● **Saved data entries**
_ _ _
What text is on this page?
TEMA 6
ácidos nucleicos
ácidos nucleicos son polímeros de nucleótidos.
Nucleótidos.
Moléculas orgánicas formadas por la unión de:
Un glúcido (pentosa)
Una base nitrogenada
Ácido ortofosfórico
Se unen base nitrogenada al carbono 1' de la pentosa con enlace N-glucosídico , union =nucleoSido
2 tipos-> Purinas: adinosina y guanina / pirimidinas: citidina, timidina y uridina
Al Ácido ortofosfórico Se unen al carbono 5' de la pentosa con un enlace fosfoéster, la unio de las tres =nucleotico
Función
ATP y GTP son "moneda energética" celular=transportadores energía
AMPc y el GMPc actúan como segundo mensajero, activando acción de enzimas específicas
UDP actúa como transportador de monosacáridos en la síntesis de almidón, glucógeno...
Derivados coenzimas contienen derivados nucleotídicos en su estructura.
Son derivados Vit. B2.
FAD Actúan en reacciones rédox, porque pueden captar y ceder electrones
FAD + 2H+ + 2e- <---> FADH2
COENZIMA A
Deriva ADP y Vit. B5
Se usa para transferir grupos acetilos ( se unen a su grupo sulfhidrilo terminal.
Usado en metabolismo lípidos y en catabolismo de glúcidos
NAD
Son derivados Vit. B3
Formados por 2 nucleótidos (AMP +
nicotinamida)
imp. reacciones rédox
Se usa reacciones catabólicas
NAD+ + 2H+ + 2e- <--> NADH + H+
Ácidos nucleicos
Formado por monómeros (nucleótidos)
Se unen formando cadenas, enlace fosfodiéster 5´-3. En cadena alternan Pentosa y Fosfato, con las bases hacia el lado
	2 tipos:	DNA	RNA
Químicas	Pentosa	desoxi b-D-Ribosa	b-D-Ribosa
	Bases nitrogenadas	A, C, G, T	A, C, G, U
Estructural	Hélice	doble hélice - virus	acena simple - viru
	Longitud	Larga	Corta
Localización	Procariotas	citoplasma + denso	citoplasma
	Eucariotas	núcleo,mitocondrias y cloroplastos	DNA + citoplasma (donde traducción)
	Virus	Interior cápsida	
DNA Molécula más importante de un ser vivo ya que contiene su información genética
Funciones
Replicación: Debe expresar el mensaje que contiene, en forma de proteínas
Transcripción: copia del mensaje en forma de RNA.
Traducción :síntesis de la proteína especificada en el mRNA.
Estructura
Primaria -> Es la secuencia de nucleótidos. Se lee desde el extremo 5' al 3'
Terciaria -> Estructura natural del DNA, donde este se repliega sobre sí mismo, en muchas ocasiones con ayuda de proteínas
_ _ _
● **Task prompt**
The entries above must be copied verbatim. Leave none out.

● **Result for this task**
What text is on this page?
TEMA 6
ácidos nucleicos
ácidos nucleicos son polímeros de nucleótidos.
Nucleótidos.
Moléculas orgánicas formadas por la unión de:
Un glúcido (pentosa)
Una base nitrogenada
Ácido ortofosfórico
Se unen base nitrogenada al carbono 1' de la pentosa con enlace N-glucosídico , union =nucleoSido
2 tipos-> Purinas: adinosina y guanina / pirimidinas: citidina, timidina y uridina
Al Ácido ortofosfórico Se unen al carbono 5' de la pentosa con un enlace fosfoéster, la unio de las tres =nucleotico
Función
ATP y GTP son "moneda energética" celular=transportadores energía
AMPc y el GMPc actúan como segundo mensajero, activando acción de enzimas específicas
UDP actúa como transportador de monosacáridos en la síntesis de almidón, glucógeno...
Derivados coenzimas contienen derivados nucleotídicos en su estructura.
Son derivados Vit. B2.
FAD Actúan en reacciones rédox, porque pueden captar y ceder electrones
FAD + 2H+ + 2e- <---> FADH2
COENZIMA A
Deriva ADP y Vit. B5
Se usa para transferir grupos acetilos ( se unen a su grupo sulfhidrilo terminal.
Usado en metabolismo lípidos y en catabolismo de glúcidos
NAD
Son derivados Vit. B3
Formados por 2 nucleótidos (AMP +
nicotinamida)
imp. reacciones rédox
Se usa reacciones catabólicas
NAD+ + 2H+ + 2e- <--> NADH + H+
Ácidos nucleicos
Formado por monómeros (nucleótidos)
Se unen formando cadenas, enlace fosfodiéster 5´-3. En cadena alternan Pentosa y Fosfato, con las bases hacia el lado
	2 tipos:	DNA	RNA
Químicas	Pentosa	desoxi b-D-Ribosa	b-D-Ribosa
	Bases nitrogenadas	A, C, G, T	A, C, G, U
Estructural	Hélice	doble hélice - virus	acena simple - viru
	Longitud	Larga	Corta
Localización	Procariotas	citoplasma + denso	citoplasma
	Eucariotas	núcleo,mitocondrias y cloroplastos	DNA + citoplasma (donde traducción)
	Virus	Interior cápsida	
DNA Molécula más importante de un ser vivo ya que contiene su información genética
Funciones
Replicación: Debe expresar el mensaje que contiene, en forma de proteínas
Transcripción: copia del mensaje en forma de RNA.
Traducción :síntesis de la proteína especificada en el mRNA.
Estructura
Primaria -> Es la secuencia de nucleótidos. Se lee desde el extremo 5' al 3'
Terciaria -> Estructura natural del DNA, donde este se repliega sobre sí mismo, en muchas ocasiones con ayuda de proteínas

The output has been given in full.